YOUR GOAL. Copy every entry precisely.

GIVEN RECORDS.

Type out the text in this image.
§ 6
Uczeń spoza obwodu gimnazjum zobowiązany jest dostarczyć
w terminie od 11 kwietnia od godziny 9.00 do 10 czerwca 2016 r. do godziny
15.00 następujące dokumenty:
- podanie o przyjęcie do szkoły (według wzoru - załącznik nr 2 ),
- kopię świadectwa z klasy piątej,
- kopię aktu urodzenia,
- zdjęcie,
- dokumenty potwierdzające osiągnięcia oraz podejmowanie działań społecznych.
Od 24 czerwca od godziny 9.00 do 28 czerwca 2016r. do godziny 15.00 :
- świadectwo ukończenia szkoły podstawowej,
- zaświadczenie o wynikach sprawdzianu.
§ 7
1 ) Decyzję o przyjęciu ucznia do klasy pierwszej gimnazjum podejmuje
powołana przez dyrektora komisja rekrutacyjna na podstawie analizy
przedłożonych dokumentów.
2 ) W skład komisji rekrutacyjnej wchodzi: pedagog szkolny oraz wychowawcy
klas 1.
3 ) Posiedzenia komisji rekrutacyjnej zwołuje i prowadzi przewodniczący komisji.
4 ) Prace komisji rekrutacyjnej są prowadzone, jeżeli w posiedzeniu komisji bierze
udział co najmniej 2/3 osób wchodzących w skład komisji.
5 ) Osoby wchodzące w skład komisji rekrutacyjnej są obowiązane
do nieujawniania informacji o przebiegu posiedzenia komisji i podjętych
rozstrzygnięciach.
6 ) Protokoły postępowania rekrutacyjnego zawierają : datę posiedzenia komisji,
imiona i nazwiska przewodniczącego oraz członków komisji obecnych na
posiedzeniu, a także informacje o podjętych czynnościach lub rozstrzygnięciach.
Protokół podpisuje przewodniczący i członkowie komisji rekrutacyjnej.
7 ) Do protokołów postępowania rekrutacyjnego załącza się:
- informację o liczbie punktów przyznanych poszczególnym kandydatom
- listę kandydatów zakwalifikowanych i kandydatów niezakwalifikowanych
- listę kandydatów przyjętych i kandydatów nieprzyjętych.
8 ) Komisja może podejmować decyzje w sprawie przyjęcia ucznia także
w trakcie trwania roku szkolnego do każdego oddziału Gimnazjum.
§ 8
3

THE RESULT.
Type out the text in this image.
§ 6
Uczeń spoza obwodu gimnazjum zobowiązany jest dostarczyć
w terminie od 11 kwietnia od godziny 9.00 do 10 czerwca 2016 r. do godziny
15.00 następujące dokumenty:
- podanie o przyjęcie do szkoły (według wzoru - załącznik nr 2 ),
- kopię świadectwa z klasy piątej,
- kopię aktu urodzenia,
- zdjęcie,
- dokumenty potwierdzające osiągnięcia oraz podejmowanie działań społecznych.
Od 24 czerwca od godziny 9.00 do 28 czerwca 2016r. do godziny 15.00 :
- świadectwo ukończenia szkoły podstawowej,
- zaświadczenie o wynikach sprawdzianu.
§ 7
1 ) Decyzję o przyjęciu ucznia do klasy pierwszej gimnazjum podejmuje
powołana przez dyrektora komisja rekrutacyjna na podstawie analizy
przedłożonych dokumentów.
2 ) W skład komisji rekrutacyjnej wchodzi: pedagog szkolny oraz wychowawcy
klas 1.
3 ) Posiedzenia komisji rekrutacyjnej zwołuje i prowadzi przewodniczący komisji.
4 ) Prace komisji rekrutacyjnej są prowadzone, jeżeli w posiedzeniu komisji bierze
udział co najmniej 2/3 osób wchodzących w skład komisji.
5 ) Osoby wchodzące w skład komisji rekrutacyjnej są obowiązane
do nieujawniania informacji o przebiegu posiedzenia komisji i podjętych
rozstrzygnięciach.
6 ) Protokoły postępowania rekrutacyjnego zawierają : datę posiedzenia komisji,
imiona i nazwiska przewodniczącego oraz członków komisji obecnych na
posiedzeniu, a także informacje o podjętych czynnościach lub rozstrzygnięciach.
Protokół podpisuje przewodniczący i członkowie komisji rekrutacyjnej.
7 ) Do protokołów postępowania rekrutacyjnego załącza się:
- informację o liczbie punktów przyznanych poszczególnym kandydatom
- listę kandydatów zakwalifikowanych i kandydatów niezakwalifikowanych
- listę kandydatów przyjętych i kandydatów nieprzyjętych.
8 ) Komisja może podejmować decyzje w sprawie przyjęcia ucznia także
w trakcie trwania roku szkolnego do każdego oddziału Gimnazjum.
§ 8
3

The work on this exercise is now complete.